* [What is required]
Without including any pictures, write out the listing below exactly.

[Figure contents as structured data]
━━━━━━

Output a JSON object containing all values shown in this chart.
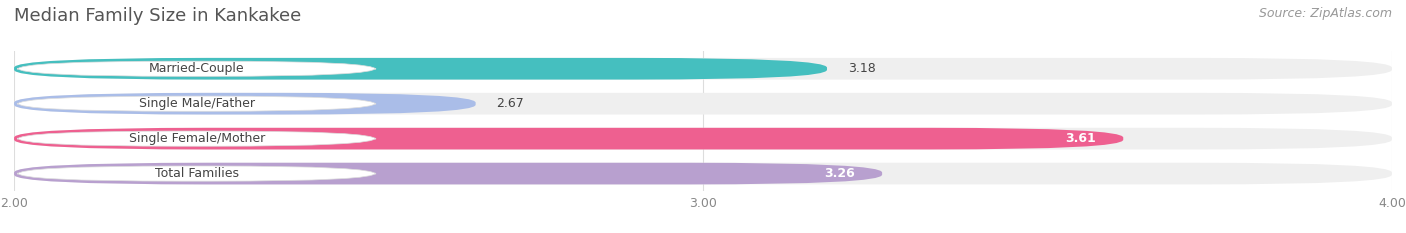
{
  "title": "Median Family Size in Kankakee",
  "source": "Source: ZipAtlas.com",
  "categories": [
    "Married-Couple",
    "Single Male/Father",
    "Single Female/Mother",
    "Total Families"
  ],
  "values": [
    3.18,
    2.67,
    3.61,
    3.26
  ],
  "bar_colors": [
    "#45BFBF",
    "#AABDE8",
    "#EE6090",
    "#B8A0CF"
  ],
  "bar_bg_colors": [
    "#EFEFEF",
    "#EFEFEF",
    "#EFEFEF",
    "#EFEFEF"
  ],
  "value_inside": [
    false,
    false,
    true,
    true
  ],
  "xlim": [
    2.0,
    4.0
  ],
  "xticks": [
    2.0,
    3.0,
    4.0
  ],
  "xtick_labels": [
    "2.00",
    "3.00",
    "4.00"
  ],
  "bar_height": 0.62,
  "bar_gap": 0.38,
  "figsize": [
    14.06,
    2.33
  ],
  "dpi": 100,
  "title_fontsize": 13,
  "label_fontsize": 9,
  "value_fontsize": 9,
  "source_fontsize": 9,
  "bg_color": "#FFFFFF"
}
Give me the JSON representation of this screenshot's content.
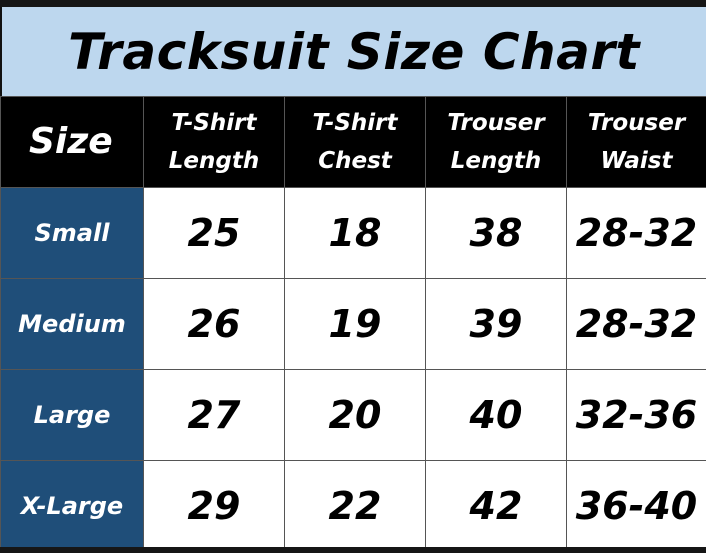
{
  "title": "Tracksuit Size Chart",
  "colors": {
    "title_bg": "#bdd7ee",
    "header_bg": "#000000",
    "size_col_bg": "#1f4e79"
  },
  "headers": [
    {
      "line1": "Size",
      "line2": ""
    },
    {
      "line1": "T-Shirt",
      "line2": "Length"
    },
    {
      "line1": "T-Shirt",
      "line2": "Chest"
    },
    {
      "line1": "Trouser",
      "line2": "Length"
    },
    {
      "line1": "Trouser",
      "line2": "Waist"
    }
  ],
  "rows": [
    [
      "Small",
      "25",
      "18",
      "38",
      "28-32"
    ],
    [
      "Medium",
      "26",
      "19",
      "39",
      "28-32"
    ],
    [
      "Large",
      "27",
      "20",
      "40",
      "32-36"
    ],
    [
      "X-Large",
      "29",
      "22",
      "42",
      "36-40"
    ]
  ]
}
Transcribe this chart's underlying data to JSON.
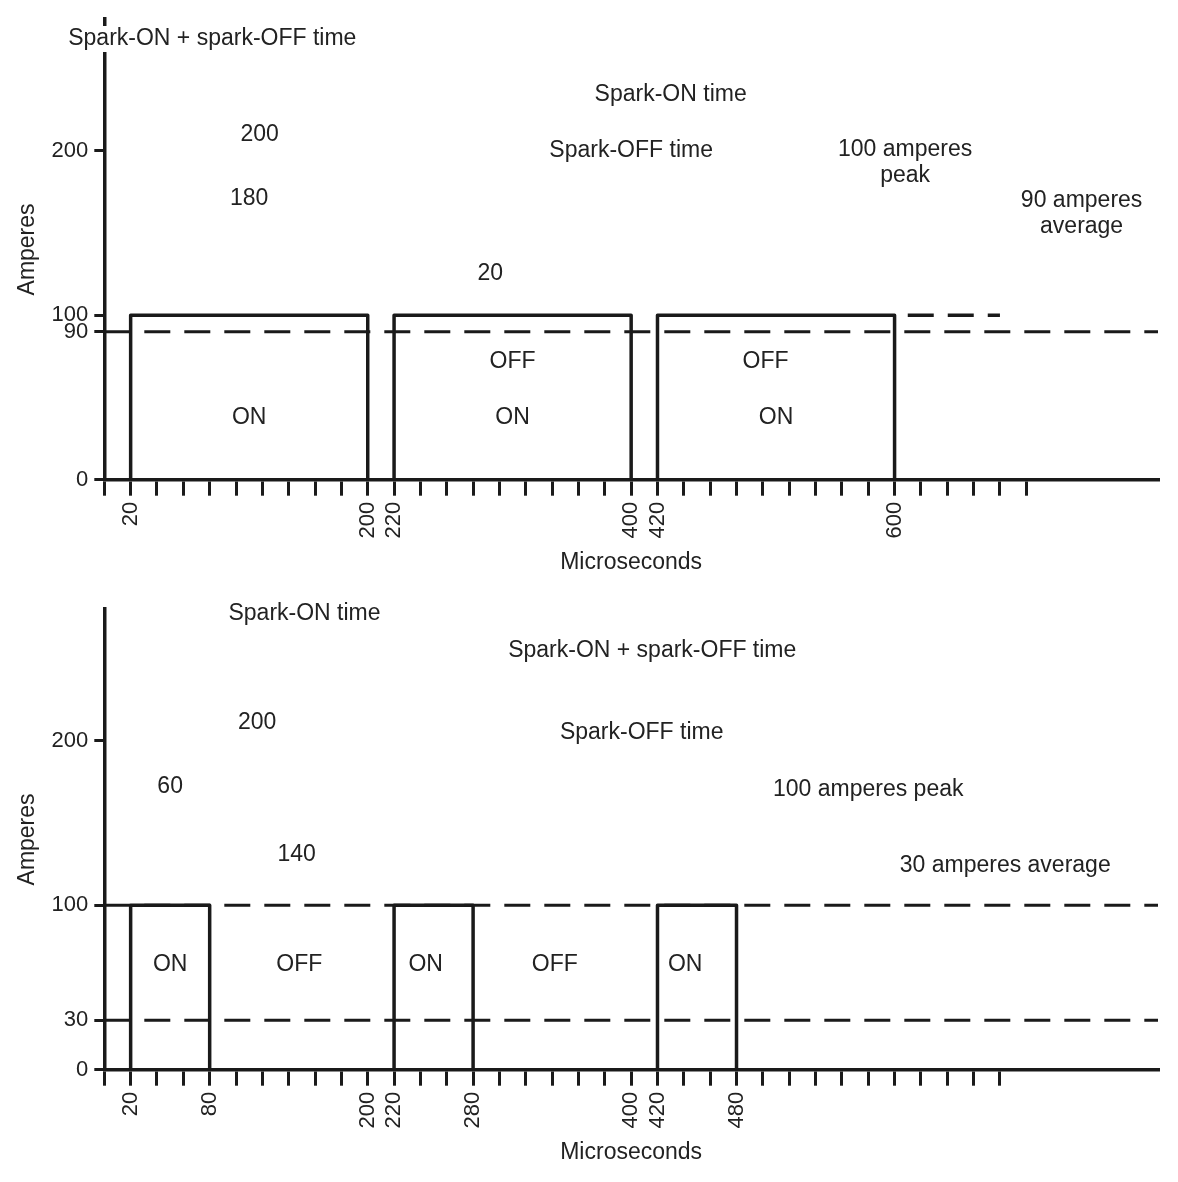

━━━━━━

* [Solution]
Output a JSON object containing all values shown in this chart.
{
  "title": "Median Family Size in Kankakee",
  "source": "Source: ZipAtlas.com",
  "categories": [
    "Married-Couple",
    "Single Male/Father",
    "Single Female/Mother",
    "Total Families"
  ],
  "values": [
    3.18,
    2.67,
    3.61,
    3.26
  ],
  "bar_colors": [
    "#45BFBF",
    "#AABDE8",
    "#EE6090",
    "#B8A0CF"
  ],
  "bar_bg_colors": [
    "#EFEFEF",
    "#EFEFEF",
    "#EFEFEF",
    "#EFEFEF"
  ],
  "value_inside": [
    false,
    false,
    true,
    true
  ],
  "xlim": [
    2.0,
    4.0
  ],
  "xticks": [
    2.0,
    3.0,
    4.0
  ],
  "xtick_labels": [
    "2.00",
    "3.00",
    "4.00"
  ],
  "bar_height": 0.62,
  "bar_gap": 0.38,
  "figsize": [
    14.06,
    2.33
  ],
  "dpi": 100,
  "title_fontsize": 13,
  "label_fontsize": 9,
  "value_fontsize": 9,
  "source_fontsize": 9,
  "bg_color": "#FFFFFF"
}
Give me the JSON representation of this screenshot's content.
{
  "title": "Tracksuit Size Chart",
  "colors": {
    "title_bg": "#bdd7ee",
    "header_bg": "#000000",
    "size_col_bg": "#1f4e79"
  },
  "headers": [
    {
      "line1": "Size",
      "line2": ""
    },
    {
      "line1": "T-Shirt",
      "line2": "Length"
    },
    {
      "line1": "T-Shirt",
      "line2": "Chest"
    },
    {
      "line1": "Trouser",
      "line2": "Length"
    },
    {
      "line1": "Trouser",
      "line2": "Waist"
    }
  ],
  "rows": [
    [
      "Small",
      "25",
      "18",
      "38",
      "28-32"
    ],
    [
      "Medium",
      "26",
      "19",
      "39",
      "28-32"
    ],
    [
      "Large",
      "27",
      "20",
      "40",
      "32-36"
    ],
    [
      "X-Large",
      "29",
      "22",
      "42",
      "36-40"
    ]
  ]
}
Transcribe this chart's underlying data to JSON.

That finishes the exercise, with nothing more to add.